» **Given data**:
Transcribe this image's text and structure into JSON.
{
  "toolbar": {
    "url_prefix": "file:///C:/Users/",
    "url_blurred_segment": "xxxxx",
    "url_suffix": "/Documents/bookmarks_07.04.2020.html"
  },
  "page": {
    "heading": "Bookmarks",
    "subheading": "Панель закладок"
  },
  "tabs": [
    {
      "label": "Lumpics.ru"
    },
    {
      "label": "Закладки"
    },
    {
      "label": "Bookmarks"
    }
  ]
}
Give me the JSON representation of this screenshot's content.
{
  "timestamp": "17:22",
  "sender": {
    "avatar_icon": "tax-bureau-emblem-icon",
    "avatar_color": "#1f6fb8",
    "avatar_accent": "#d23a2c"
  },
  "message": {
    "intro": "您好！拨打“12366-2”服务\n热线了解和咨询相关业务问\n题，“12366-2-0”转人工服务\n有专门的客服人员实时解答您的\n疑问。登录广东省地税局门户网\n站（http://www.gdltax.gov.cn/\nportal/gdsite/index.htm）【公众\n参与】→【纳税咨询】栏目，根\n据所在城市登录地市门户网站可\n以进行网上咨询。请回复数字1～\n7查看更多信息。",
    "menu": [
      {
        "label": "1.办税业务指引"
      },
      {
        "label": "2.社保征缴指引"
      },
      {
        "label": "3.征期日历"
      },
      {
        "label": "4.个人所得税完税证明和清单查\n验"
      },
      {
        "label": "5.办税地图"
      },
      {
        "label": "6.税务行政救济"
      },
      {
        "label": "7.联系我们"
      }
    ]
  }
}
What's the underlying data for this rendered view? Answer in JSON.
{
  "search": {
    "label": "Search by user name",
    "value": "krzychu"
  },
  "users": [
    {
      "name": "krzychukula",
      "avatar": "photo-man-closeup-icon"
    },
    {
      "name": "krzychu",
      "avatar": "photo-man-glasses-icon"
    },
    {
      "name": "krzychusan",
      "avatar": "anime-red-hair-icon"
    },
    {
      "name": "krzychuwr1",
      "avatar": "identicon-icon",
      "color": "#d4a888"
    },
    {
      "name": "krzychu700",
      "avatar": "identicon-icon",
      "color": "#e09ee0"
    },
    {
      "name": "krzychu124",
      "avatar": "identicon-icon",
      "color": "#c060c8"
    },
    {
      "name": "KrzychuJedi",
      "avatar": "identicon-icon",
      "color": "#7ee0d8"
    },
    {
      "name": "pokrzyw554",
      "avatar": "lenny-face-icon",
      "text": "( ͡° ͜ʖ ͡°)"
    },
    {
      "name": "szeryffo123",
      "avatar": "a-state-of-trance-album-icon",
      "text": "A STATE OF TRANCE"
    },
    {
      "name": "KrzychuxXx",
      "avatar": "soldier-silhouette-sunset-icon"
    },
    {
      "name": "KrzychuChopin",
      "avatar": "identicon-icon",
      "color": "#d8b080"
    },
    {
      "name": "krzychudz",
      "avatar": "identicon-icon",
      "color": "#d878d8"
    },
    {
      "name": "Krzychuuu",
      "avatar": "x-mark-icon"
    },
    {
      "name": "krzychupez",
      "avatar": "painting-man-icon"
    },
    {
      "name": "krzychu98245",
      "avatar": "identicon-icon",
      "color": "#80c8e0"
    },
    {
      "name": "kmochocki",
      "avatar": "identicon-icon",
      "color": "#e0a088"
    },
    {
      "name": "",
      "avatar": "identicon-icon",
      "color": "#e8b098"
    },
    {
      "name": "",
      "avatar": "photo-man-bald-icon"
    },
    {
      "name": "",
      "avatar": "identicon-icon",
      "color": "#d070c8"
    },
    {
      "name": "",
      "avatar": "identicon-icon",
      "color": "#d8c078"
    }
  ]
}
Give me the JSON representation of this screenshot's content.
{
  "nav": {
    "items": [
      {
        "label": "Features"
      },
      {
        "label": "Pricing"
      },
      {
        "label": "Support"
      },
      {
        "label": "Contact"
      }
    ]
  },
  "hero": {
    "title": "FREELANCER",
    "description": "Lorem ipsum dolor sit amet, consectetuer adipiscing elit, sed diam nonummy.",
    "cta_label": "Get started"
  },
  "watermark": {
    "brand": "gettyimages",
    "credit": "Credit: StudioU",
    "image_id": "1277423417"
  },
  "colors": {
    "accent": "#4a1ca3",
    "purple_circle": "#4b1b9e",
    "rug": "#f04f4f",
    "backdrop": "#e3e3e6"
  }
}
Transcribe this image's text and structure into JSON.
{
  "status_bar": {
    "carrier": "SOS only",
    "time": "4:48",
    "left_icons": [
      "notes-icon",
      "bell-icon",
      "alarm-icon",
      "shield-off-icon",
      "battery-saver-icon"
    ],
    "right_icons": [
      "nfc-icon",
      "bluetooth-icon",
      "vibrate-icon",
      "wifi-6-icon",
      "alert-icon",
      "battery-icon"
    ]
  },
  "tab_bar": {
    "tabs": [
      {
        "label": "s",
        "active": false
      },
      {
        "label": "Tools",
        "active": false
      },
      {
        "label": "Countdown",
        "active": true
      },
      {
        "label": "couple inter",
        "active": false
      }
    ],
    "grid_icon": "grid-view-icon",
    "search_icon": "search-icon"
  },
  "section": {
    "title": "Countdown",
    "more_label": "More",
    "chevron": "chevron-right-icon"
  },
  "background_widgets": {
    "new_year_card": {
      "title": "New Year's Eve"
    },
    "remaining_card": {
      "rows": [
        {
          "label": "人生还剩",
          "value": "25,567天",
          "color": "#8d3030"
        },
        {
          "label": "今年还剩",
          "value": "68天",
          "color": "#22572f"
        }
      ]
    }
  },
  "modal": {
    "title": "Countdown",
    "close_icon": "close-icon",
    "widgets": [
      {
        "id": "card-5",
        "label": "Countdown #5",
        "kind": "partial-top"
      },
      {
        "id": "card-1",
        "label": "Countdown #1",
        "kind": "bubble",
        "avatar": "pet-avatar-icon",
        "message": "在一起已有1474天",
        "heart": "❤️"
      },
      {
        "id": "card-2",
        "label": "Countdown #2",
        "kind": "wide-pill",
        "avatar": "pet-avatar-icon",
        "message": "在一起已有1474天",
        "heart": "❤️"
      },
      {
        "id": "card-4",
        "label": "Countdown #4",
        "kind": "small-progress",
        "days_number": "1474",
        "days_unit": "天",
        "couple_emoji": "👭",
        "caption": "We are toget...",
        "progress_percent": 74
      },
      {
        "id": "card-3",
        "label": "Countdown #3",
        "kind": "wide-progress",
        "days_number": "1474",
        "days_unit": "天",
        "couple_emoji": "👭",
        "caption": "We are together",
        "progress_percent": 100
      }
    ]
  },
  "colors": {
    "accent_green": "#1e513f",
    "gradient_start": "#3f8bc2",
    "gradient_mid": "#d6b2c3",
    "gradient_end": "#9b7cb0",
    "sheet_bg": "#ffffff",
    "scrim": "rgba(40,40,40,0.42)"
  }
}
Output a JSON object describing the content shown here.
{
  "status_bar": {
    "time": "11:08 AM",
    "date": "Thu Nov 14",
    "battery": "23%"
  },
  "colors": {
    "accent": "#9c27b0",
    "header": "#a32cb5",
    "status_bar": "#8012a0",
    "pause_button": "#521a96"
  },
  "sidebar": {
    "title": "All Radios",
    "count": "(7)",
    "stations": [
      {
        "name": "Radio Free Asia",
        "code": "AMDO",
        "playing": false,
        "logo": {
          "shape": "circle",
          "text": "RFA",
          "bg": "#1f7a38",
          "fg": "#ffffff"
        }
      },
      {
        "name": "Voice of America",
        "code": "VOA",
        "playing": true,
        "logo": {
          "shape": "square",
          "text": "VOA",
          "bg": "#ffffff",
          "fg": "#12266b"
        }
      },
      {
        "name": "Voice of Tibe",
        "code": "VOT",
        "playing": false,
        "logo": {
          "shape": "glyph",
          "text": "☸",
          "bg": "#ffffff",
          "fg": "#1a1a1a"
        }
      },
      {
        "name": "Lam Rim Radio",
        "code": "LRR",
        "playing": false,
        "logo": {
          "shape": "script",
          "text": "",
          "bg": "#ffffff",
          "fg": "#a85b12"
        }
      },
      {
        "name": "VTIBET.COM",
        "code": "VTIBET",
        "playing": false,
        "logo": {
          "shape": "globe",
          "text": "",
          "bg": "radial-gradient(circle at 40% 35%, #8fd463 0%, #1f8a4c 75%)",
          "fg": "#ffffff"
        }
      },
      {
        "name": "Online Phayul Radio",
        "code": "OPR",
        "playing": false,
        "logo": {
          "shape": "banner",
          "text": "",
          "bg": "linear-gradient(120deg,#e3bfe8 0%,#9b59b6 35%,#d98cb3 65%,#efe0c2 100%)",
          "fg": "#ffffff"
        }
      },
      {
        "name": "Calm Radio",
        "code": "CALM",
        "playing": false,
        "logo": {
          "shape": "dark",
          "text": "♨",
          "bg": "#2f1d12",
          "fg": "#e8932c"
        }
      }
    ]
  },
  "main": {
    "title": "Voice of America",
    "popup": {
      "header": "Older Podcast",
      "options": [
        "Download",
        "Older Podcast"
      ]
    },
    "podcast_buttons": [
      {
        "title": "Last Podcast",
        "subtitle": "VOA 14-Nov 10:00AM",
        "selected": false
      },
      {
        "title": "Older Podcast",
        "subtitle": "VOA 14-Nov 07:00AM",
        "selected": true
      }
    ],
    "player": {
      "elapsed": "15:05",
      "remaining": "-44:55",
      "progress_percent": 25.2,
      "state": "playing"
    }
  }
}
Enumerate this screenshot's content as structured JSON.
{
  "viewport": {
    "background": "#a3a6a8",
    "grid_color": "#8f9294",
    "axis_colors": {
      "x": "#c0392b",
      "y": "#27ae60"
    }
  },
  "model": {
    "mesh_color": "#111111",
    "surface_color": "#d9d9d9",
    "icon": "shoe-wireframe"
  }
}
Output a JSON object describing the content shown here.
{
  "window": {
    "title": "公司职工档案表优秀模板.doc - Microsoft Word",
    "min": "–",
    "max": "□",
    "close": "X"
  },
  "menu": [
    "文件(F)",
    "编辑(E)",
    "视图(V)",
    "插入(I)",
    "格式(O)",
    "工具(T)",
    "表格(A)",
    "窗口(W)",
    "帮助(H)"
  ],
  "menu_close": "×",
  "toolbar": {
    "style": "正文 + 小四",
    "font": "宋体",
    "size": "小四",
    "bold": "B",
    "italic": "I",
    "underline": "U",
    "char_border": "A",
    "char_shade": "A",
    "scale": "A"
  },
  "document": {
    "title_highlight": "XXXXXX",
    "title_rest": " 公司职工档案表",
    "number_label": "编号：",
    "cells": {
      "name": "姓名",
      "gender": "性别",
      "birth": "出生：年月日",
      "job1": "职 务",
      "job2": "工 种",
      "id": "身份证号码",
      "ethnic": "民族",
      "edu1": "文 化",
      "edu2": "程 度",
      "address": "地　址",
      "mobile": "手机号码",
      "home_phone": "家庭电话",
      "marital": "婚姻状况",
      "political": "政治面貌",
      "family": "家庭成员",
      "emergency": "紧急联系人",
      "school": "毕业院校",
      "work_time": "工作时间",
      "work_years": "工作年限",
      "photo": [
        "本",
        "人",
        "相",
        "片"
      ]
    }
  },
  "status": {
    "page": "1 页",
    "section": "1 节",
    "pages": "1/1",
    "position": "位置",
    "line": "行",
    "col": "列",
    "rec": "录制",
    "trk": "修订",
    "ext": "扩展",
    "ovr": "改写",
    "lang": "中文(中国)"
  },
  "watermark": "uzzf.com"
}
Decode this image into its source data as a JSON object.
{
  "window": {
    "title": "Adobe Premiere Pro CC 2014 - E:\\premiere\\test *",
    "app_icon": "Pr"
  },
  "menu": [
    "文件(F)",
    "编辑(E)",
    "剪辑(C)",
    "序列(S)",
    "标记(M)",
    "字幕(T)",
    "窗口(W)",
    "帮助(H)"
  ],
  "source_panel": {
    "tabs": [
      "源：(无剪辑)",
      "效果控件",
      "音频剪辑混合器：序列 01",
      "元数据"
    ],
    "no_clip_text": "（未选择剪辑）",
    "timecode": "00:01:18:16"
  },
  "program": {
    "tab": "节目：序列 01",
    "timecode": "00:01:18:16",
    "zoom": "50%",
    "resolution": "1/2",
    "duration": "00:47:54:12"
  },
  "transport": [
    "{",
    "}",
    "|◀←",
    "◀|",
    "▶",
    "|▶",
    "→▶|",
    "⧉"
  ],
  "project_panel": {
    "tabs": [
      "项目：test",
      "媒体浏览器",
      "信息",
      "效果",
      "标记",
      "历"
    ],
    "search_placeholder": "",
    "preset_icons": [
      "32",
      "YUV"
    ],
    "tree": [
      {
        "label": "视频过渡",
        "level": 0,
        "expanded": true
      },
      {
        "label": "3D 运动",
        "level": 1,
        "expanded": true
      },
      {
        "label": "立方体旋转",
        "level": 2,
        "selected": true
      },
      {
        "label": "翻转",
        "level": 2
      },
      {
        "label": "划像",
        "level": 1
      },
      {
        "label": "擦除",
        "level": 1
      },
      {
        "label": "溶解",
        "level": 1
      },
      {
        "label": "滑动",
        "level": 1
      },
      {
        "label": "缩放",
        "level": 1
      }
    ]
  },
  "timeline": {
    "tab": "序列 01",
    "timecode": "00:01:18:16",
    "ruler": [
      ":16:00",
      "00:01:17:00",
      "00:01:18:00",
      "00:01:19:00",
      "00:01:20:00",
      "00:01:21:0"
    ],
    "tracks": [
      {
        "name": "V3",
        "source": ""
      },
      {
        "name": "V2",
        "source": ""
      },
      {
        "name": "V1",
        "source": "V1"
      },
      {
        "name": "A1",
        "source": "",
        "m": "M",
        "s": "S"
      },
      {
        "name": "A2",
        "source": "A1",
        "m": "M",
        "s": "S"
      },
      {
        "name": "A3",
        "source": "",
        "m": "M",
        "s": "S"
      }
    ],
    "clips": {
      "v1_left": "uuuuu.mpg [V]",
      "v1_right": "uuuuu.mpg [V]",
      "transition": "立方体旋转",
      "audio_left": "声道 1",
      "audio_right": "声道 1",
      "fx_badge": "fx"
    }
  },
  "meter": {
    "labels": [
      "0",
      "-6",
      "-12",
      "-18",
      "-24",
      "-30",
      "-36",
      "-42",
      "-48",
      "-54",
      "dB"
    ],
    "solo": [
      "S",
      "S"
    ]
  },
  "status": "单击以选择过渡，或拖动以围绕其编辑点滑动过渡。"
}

» **Exercise brief**: Copy each line above containing the string "caption".

» **The solution**:
        "caption": "We are toget...",
        "caption": "We are together",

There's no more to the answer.